## Aim
Print every entry, word for word, and skip the images.
BEGIN Extracted entries
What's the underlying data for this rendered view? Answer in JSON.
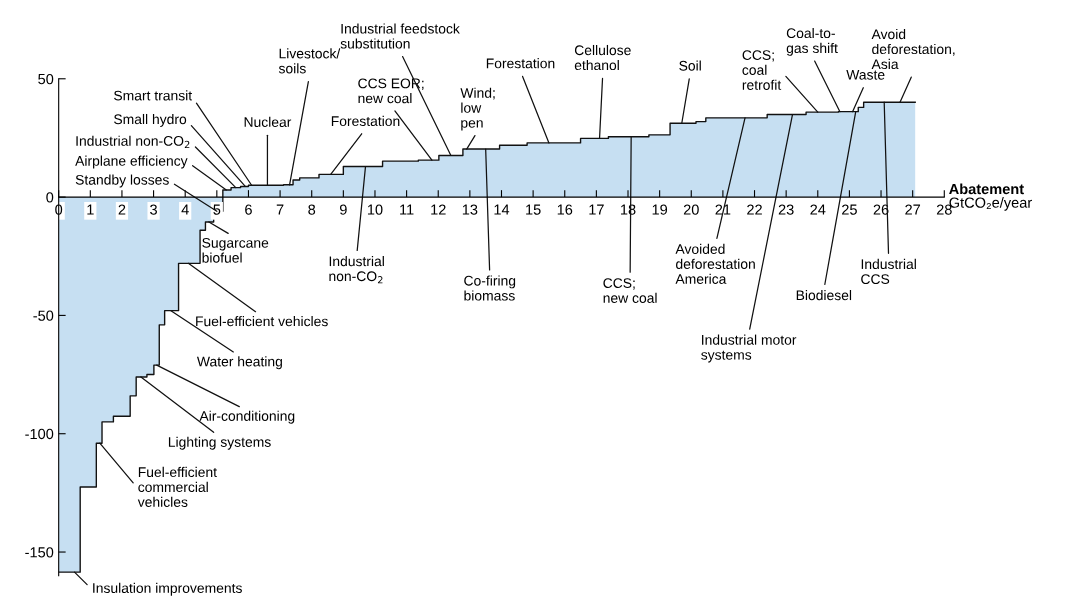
{
  "chart_data": {
    "type": "area",
    "xlabel": "Abatement\nGtCO₂e/year",
    "x": [
      0,
      0.68,
      1.19,
      1.37,
      1.73,
      2.26,
      2.45,
      2.79,
      3.01,
      3.18,
      3.35,
      3.79,
      4.47,
      4.64,
      4.9,
      5.19,
      5.45,
      5.75,
      6.0,
      7.11,
      7.41,
      7.62,
      8.23,
      9.0,
      10.24,
      11.37,
      12.02,
      12.78,
      13.94,
      14.81,
      16.5,
      17.38,
      18.66,
      19.33,
      20.15,
      20.46,
      22.4,
      23.63,
      24.65,
      25.28,
      25.45,
      27.08
    ],
    "values": [
      -158.5,
      -122.5,
      -104,
      -95,
      -92.6,
      -84,
      -76,
      -75,
      -71,
      -54,
      -48,
      -28,
      -14,
      -10.5,
      -6,
      3,
      4,
      4.5,
      5,
      5.2,
      7.2,
      8.1,
      9.6,
      12.9,
      15.2,
      15.6,
      17.6,
      20.3,
      21.9,
      22.9,
      24.8,
      25.5,
      26.3,
      31.2,
      31.9,
      33.5,
      34.9,
      35.9,
      36.1,
      37.9,
      40.1,
      40.1
    ],
    "color": "#c6dff2",
    "xlim": [
      0,
      28
    ],
    "xticks": [
      0,
      1,
      2,
      3,
      4,
      5,
      6,
      7,
      8,
      9,
      10,
      11,
      12,
      13,
      14,
      15,
      16,
      17,
      18,
      19,
      20,
      21,
      22,
      23,
      24,
      25,
      26,
      27,
      28
    ],
    "ylim": [
      -160,
      50
    ],
    "yticks": [
      50,
      0,
      -50,
      -100,
      -150
    ],
    "annotations": [
      {
        "text": "Insulation improvements",
        "x": 0.5,
        "y": -158.5
      },
      {
        "text": "Fuel-efficient\ncommercial\nvehicles",
        "x": 1.3,
        "y": -104
      },
      {
        "text": "Lighting systems",
        "x": 2.6,
        "y": -76
      },
      {
        "text": "Air-conditioning",
        "x": 3.1,
        "y": -71
      },
      {
        "text": "Water heating",
        "x": 3.55,
        "y": -48
      },
      {
        "text": "Fuel-efficient vehicles",
        "x": 4.1,
        "y": -28
      },
      {
        "text": "Sugarcane\nbiofuel",
        "x": 4.75,
        "y": -10.5
      },
      {
        "text": "Standby losses",
        "x": 5.0,
        "y": -6
      },
      {
        "text": "Airplane efficiency",
        "x": 5.3,
        "y": 3
      },
      {
        "text": "Industrial non-CO$_{2}$",
        "x": 5.6,
        "y": 4
      },
      {
        "text": "Small hydro",
        "x": 5.9,
        "y": 4.5
      },
      {
        "text": "Smart transit",
        "x": 6.1,
        "y": 5
      },
      {
        "text": "Nuclear",
        "x": 6.6,
        "y": 5
      },
      {
        "text": "Livestock/\nsoils",
        "x": 7.3,
        "y": 5.2
      },
      {
        "text": "Forestation",
        "x": 8.6,
        "y": 9.6
      },
      {
        "text": "CCS EOR;\nnew coal",
        "x": 11.8,
        "y": 15.6
      },
      {
        "text": "Industrial feedstock\nsubstitution",
        "x": 12.4,
        "y": 17.6
      },
      {
        "text": "Wind;\nlow\npen",
        "x": 12.9,
        "y": 20.3
      },
      {
        "text": "Forestation",
        "x": 15.5,
        "y": 22.9
      },
      {
        "text": "Cellulose\nethanol",
        "x": 17.1,
        "y": 24.8
      },
      {
        "text": "Soil",
        "x": 19.7,
        "y": 31.2
      },
      {
        "text": "CCS;\ncoal\nretrofit",
        "x": 24.0,
        "y": 35.9
      },
      {
        "text": "Coal-to-\ngas shift",
        "x": 24.7,
        "y": 36.1
      },
      {
        "text": "Waste",
        "x": 25.1,
        "y": 36.1
      },
      {
        "text": "Avoid\ndeforestation,\nAsia",
        "x": 26.6,
        "y": 40.1
      },
      {
        "text": "Industrial\nnon-CO$_{2}$",
        "x": 9.7,
        "y": 12.9
      },
      {
        "text": "Co-firing\nbiomass",
        "x": 13.5,
        "y": 20.3
      },
      {
        "text": "CCS;\nnew coal",
        "x": 18.1,
        "y": 25.5
      },
      {
        "text": "Avoided\ndeforestation\nAmerica",
        "x": 21.7,
        "y": 33.5
      },
      {
        "text": "Industrial motor\nsystems",
        "x": 23.2,
        "y": 34.9
      },
      {
        "text": "Biodiesel",
        "x": 25.2,
        "y": 36.1
      },
      {
        "text": "Industrial\nCCS",
        "x": 26.1,
        "y": 40.1
      }
    ]
  }
}
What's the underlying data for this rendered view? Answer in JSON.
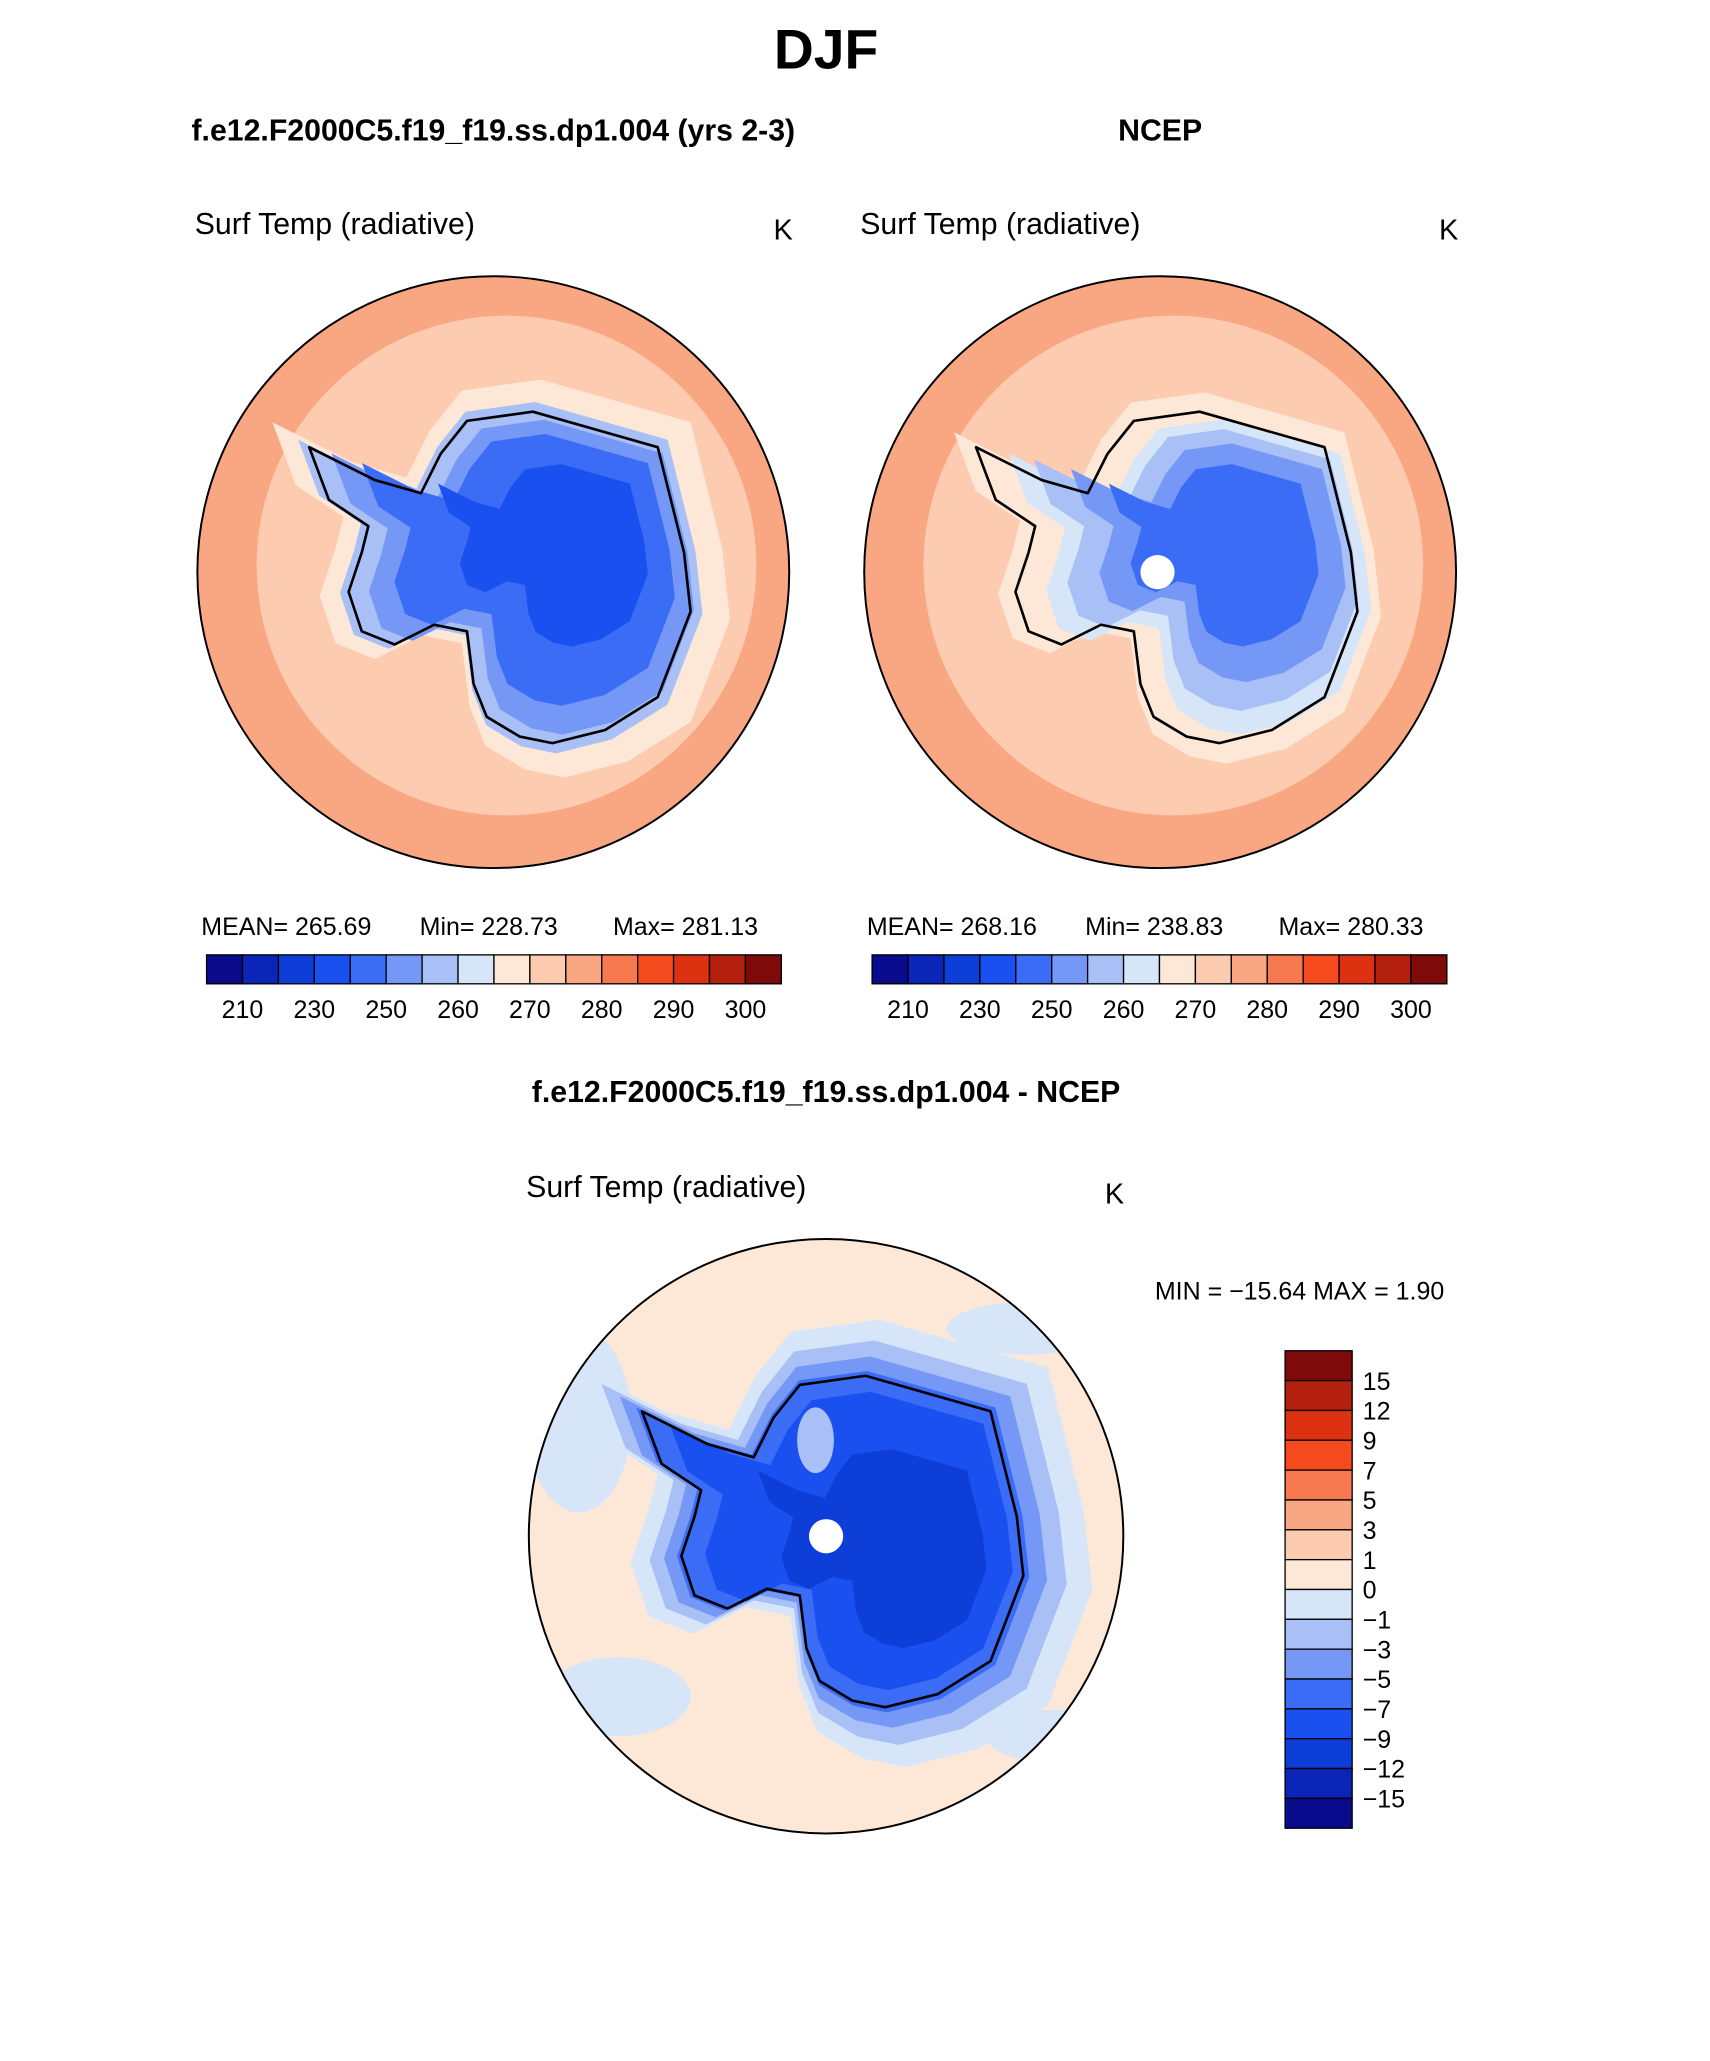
{
  "title": "DJF",
  "panels": [
    {
      "case": "f.e12.F2000C5.f19_f19.ss.dp1.004 (yrs 2-3)",
      "variable": "Surf Temp (radiative)",
      "units": "K",
      "stats": [
        "MEAN=  265.69",
        "Min=  228.73",
        "Max=  281.13"
      ]
    },
    {
      "case": "NCEP",
      "variable": "Surf Temp (radiative)",
      "units": "K",
      "stats": [
        "MEAN=  268.16",
        "Min=  238.83",
        "Max=  280.33"
      ]
    }
  ],
  "colorbar": {
    "colors": [
      "#0a0a8c",
      "#0b25b8",
      "#0d3ed8",
      "#1a50f0",
      "#3b6cf5",
      "#7597f5",
      "#a8c0f5",
      "#d6e6f8",
      "#fde8d8",
      "#fccbb0",
      "#f9a682",
      "#f7794f",
      "#f54a1e",
      "#dd3212",
      "#b3200e",
      "#7f0a0a"
    ],
    "ticks": [
      210,
      230,
      250,
      260,
      270,
      280,
      290,
      300
    ]
  },
  "difference": {
    "case": "f.e12.F2000C5.f19_f19.ss.dp1.004 - NCEP",
    "variable": "Surf Temp (radiative)",
    "units": "K",
    "stats": "MIN = −15.64 MAX =    1.90",
    "colorbar": {
      "colors": [
        "#7f0a0a",
        "#b3200e",
        "#dd3212",
        "#f54a1e",
        "#f7794f",
        "#f9a682",
        "#fccbb0",
        "#fde8d8",
        "#d6e6f8",
        "#a8c0f5",
        "#7597f5",
        "#3b6cf5",
        "#1a50f0",
        "#0d3ed8",
        "#0b25b8",
        "#0a0a8c"
      ],
      "ticks": [
        15,
        12,
        9,
        7,
        5,
        3,
        1,
        0,
        {
          "value": -1,
          "label": "−1"
        },
        {
          "value": -3,
          "label": "−3"
        },
        {
          "value": -5,
          "label": "−5"
        },
        {
          "value": -7,
          "label": "−7"
        },
        {
          "value": -9,
          "label": "−9"
        },
        {
          "value": -12,
          "label": "−12"
        },
        {
          "value": -15,
          "label": "−15"
        }
      ]
    }
  }
}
END Extracted entries
## Reply
What's the underlying data for this rendered view? Answer in JSON.
{
  "chart_data": {
    "type": "area",
    "xlabel": "Abatement\nGtCO₂e/year",
    "x": [
      0,
      0.68,
      1.19,
      1.37,
      1.73,
      2.26,
      2.45,
      2.79,
      3.01,
      3.18,
      3.35,
      3.79,
      4.47,
      4.64,
      4.9,
      5.19,
      5.45,
      5.75,
      6.0,
      7.11,
      7.41,
      7.62,
      8.23,
      9.0,
      10.24,
      11.37,
      12.02,
      12.78,
      13.94,
      14.81,
      16.5,
      17.38,
      18.66,
      19.33,
      20.15,
      20.46,
      22.4,
      23.63,
      24.65,
      25.28,
      25.45,
      27.08
    ],
    "values": [
      -158.5,
      -122.5,
      -104,
      -95,
      -92.6,
      -84,
      -76,
      -75,
      -71,
      -54,
      -48,
      -28,
      -14,
      -10.5,
      -6,
      3,
      4,
      4.5,
      5,
      5.2,
      7.2,
      8.1,
      9.6,
      12.9,
      15.2,
      15.6,
      17.6,
      20.3,
      21.9,
      22.9,
      24.8,
      25.5,
      26.3,
      31.2,
      31.9,
      33.5,
      34.9,
      35.9,
      36.1,
      37.9,
      40.1,
      40.1
    ],
    "color": "#c6dff2",
    "xlim": [
      0,
      28
    ],
    "xticks": [
      0,
      1,
      2,
      3,
      4,
      5,
      6,
      7,
      8,
      9,
      10,
      11,
      12,
      13,
      14,
      15,
      16,
      17,
      18,
      19,
      20,
      21,
      22,
      23,
      24,
      25,
      26,
      27,
      28
    ],
    "ylim": [
      -160,
      50
    ],
    "yticks": [
      50,
      0,
      -50,
      -100,
      -150
    ],
    "annotations": [
      {
        "text": "Insulation improvements",
        "x": 0.5,
        "y": -158.5
      },
      {
        "text": "Fuel-efficient\ncommercial\nvehicles",
        "x": 1.3,
        "y": -104
      },
      {
        "text": "Lighting systems",
        "x": 2.6,
        "y": -76
      },
      {
        "text": "Air-conditioning",
        "x": 3.1,
        "y": -71
      },
      {
        "text": "Water heating",
        "x": 3.55,
        "y": -48
      },
      {
        "text": "Fuel-efficient vehicles",
        "x": 4.1,
        "y": -28
      },
      {
        "text": "Sugarcane\nbiofuel",
        "x": 4.75,
        "y": -10.5
      },
      {
        "text": "Standby losses",
        "x": 5.0,
        "y": -6
      },
      {
        "text": "Airplane efficiency",
        "x": 5.3,
        "y": 3
      },
      {
        "text": "Industrial non-CO$_{2}$",
        "x": 5.6,
        "y": 4
      },
      {
        "text": "Small hydro",
        "x": 5.9,
        "y": 4.5
      },
      {
        "text": "Smart transit",
        "x": 6.1,
        "y": 5
      },
      {
        "text": "Nuclear",
        "x": 6.6,
        "y": 5
      },
      {
        "text": "Livestock/\nsoils",
        "x": 7.3,
        "y": 5.2
      },
      {
        "text": "Forestation",
        "x": 8.6,
        "y": 9.6
      },
      {
        "text": "CCS EOR;\nnew coal",
        "x": 11.8,
        "y": 15.6
      },
      {
        "text": "Industrial feedstock\nsubstitution",
        "x": 12.4,
        "y": 17.6
      },
      {
        "text": "Wind;\nlow\npen",
        "x": 12.9,
        "y": 20.3
      },
      {
        "text": "Forestation",
        "x": 15.5,
        "y": 22.9
      },
      {
        "text": "Cellulose\nethanol",
        "x": 17.1,
        "y": 24.8
      },
      {
        "text": "Soil",
        "x": 19.7,
        "y": 31.2
      },
      {
        "text": "CCS;\ncoal\nretrofit",
        "x": 24.0,
        "y": 35.9
      },
      {
        "text": "Coal-to-\ngas shift",
        "x": 24.7,
        "y": 36.1
      },
      {
        "text": "Waste",
        "x": 25.1,
        "y": 36.1
      },
      {
        "text": "Avoid\ndeforestation,\nAsia",
        "x": 26.6,
        "y": 40.1
      },
      {
        "text": "Industrial\nnon-CO$_{2}$",
        "x": 9.7,
        "y": 12.9
      },
      {
        "text": "Co-firing\nbiomass",
        "x": 13.5,
        "y": 20.3
      },
      {
        "text": "CCS;\nnew coal",
        "x": 18.1,
        "y": 25.5
      },
      {
        "text": "Avoided\ndeforestation\nAmerica",
        "x": 21.7,
        "y": 33.5
      },
      {
        "text": "Industrial motor\nsystems",
        "x": 23.2,
        "y": 34.9
      },
      {
        "text": "Biodiesel",
        "x": 25.2,
        "y": 36.1
      },
      {
        "text": "Industrial\nCCS",
        "x": 26.1,
        "y": 40.1
      }
    ]
  }
}
What's the underlying data for this rendered view? Answer in JSON.
{
  "title": "DJF",
  "panels": [
    {
      "case": "f.e12.F2000C5.f19_f19.ss.dp1.004 (yrs 2-3)",
      "variable": "Surf Temp (radiative)",
      "units": "K",
      "stats": [
        "MEAN=  265.69",
        "Min=  228.73",
        "Max=  281.13"
      ]
    },
    {
      "case": "NCEP",
      "variable": "Surf Temp (radiative)",
      "units": "K",
      "stats": [
        "MEAN=  268.16",
        "Min=  238.83",
        "Max=  280.33"
      ]
    }
  ],
  "colorbar": {
    "colors": [
      "#0a0a8c",
      "#0b25b8",
      "#0d3ed8",
      "#1a50f0",
      "#3b6cf5",
      "#7597f5",
      "#a8c0f5",
      "#d6e6f8",
      "#fde8d8",
      "#fccbb0",
      "#f9a682",
      "#f7794f",
      "#f54a1e",
      "#dd3212",
      "#b3200e",
      "#7f0a0a"
    ],
    "ticks": [
      210,
      230,
      250,
      260,
      270,
      280,
      290,
      300
    ]
  },
  "difference": {
    "case": "f.e12.F2000C5.f19_f19.ss.dp1.004 - NCEP",
    "variable": "Surf Temp (radiative)",
    "units": "K",
    "stats": "MIN = −15.64 MAX =    1.90",
    "colorbar": {
      "colors": [
        "#7f0a0a",
        "#b3200e",
        "#dd3212",
        "#f54a1e",
        "#f7794f",
        "#f9a682",
        "#fccbb0",
        "#fde8d8",
        "#d6e6f8",
        "#a8c0f5",
        "#7597f5",
        "#3b6cf5",
        "#1a50f0",
        "#0d3ed8",
        "#0b25b8",
        "#0a0a8c"
      ],
      "ticks": [
        15,
        12,
        9,
        7,
        5,
        3,
        1,
        0,
        {
          "value": -1,
          "label": "−1"
        },
        {
          "value": -3,
          "label": "−3"
        },
        {
          "value": -5,
          "label": "−5"
        },
        {
          "value": -7,
          "label": "−7"
        },
        {
          "value": -9,
          "label": "−9"
        },
        {
          "value": -12,
          "label": "−12"
        },
        {
          "value": -15,
          "label": "−15"
        }
      ]
    }
  }
}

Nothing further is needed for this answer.